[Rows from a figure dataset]
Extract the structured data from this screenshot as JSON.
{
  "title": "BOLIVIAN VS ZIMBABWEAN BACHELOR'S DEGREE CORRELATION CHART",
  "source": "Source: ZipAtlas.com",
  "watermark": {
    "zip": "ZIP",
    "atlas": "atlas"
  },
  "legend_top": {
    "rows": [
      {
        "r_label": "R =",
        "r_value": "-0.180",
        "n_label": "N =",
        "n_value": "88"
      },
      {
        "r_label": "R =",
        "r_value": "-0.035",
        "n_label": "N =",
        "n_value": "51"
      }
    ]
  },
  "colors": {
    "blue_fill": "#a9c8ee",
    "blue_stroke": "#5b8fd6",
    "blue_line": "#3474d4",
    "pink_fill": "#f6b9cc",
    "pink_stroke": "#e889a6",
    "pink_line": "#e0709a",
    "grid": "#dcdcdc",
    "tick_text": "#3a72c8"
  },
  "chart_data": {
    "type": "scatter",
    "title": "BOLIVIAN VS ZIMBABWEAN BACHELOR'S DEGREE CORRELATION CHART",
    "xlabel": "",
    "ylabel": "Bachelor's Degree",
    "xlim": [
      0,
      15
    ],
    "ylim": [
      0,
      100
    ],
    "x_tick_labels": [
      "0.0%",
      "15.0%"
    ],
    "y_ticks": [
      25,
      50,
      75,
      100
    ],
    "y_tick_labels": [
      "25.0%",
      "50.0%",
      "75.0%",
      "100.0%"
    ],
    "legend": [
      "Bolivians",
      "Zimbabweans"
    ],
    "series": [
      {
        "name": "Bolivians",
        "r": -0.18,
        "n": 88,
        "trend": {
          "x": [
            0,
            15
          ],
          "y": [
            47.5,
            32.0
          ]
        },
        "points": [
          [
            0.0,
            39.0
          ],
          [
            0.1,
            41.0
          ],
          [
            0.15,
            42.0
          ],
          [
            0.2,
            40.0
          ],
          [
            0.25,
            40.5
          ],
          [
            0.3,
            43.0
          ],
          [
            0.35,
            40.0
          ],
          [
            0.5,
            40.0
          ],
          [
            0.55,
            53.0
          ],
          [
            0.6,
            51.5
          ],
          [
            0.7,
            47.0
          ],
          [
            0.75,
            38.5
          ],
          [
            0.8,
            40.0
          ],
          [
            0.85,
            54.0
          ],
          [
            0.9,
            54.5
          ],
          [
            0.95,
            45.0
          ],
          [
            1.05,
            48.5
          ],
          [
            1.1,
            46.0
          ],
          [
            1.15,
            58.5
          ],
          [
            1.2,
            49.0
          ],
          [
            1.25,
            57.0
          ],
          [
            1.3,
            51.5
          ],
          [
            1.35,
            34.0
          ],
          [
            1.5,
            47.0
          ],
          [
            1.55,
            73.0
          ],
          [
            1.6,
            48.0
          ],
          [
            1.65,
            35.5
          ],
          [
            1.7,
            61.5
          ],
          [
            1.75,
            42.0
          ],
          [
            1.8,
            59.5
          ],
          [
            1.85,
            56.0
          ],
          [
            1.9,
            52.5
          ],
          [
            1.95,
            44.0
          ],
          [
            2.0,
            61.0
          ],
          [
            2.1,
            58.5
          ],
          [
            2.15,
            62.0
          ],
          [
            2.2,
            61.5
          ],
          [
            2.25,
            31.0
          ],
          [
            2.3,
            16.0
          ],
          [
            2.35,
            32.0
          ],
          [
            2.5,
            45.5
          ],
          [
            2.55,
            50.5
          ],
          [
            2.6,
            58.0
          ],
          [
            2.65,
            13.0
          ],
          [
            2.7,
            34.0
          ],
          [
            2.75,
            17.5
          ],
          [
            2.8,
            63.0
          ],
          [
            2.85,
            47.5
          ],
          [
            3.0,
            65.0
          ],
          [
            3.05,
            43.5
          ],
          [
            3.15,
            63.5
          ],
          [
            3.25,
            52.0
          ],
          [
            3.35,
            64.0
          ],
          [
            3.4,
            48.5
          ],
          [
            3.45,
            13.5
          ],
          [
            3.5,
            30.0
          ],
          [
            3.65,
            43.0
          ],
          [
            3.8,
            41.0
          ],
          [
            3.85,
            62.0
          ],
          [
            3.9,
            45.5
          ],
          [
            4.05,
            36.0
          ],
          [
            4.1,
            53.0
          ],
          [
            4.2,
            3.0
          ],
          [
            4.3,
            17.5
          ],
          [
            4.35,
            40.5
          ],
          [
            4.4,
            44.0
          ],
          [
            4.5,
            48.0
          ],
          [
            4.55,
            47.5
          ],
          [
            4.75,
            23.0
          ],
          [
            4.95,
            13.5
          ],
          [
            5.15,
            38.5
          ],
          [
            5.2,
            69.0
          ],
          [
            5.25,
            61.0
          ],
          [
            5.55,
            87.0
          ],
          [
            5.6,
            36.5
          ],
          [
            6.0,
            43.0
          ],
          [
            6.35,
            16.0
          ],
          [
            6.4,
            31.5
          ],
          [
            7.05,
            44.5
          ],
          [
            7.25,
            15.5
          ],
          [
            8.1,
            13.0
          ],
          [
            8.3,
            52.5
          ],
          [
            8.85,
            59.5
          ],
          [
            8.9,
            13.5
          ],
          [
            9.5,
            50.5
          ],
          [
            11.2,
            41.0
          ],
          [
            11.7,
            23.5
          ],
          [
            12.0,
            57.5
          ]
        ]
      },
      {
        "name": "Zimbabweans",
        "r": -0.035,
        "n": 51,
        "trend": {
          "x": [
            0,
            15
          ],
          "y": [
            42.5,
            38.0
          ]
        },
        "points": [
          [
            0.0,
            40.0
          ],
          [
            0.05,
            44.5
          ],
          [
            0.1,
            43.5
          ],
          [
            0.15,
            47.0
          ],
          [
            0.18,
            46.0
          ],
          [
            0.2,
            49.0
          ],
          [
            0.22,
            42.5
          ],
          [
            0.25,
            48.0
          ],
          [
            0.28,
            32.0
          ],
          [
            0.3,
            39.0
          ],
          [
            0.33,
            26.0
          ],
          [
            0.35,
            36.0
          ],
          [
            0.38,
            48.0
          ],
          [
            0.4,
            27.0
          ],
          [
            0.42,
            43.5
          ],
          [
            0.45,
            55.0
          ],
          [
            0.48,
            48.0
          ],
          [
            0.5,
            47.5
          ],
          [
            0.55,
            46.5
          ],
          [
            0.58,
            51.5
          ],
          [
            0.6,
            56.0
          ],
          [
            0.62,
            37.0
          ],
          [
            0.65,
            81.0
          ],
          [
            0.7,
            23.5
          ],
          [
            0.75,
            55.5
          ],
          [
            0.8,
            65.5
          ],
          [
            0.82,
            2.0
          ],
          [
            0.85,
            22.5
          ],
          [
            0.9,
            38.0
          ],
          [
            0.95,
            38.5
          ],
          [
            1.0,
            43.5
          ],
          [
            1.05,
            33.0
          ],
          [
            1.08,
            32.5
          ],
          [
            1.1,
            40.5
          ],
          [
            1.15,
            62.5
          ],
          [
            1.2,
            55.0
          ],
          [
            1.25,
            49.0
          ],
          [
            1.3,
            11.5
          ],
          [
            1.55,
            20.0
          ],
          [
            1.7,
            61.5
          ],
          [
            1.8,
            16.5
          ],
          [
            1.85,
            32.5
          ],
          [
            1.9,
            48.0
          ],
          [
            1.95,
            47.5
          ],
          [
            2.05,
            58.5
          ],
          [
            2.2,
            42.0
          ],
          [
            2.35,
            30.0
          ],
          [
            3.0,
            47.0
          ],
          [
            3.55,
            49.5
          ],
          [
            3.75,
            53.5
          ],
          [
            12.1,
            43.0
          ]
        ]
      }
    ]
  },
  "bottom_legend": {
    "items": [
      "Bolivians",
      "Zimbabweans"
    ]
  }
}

WHAT IS REQUIRED:
State only how many lines in the material include "CORRELATION".

SOLUTION FOR THIS TASK:
2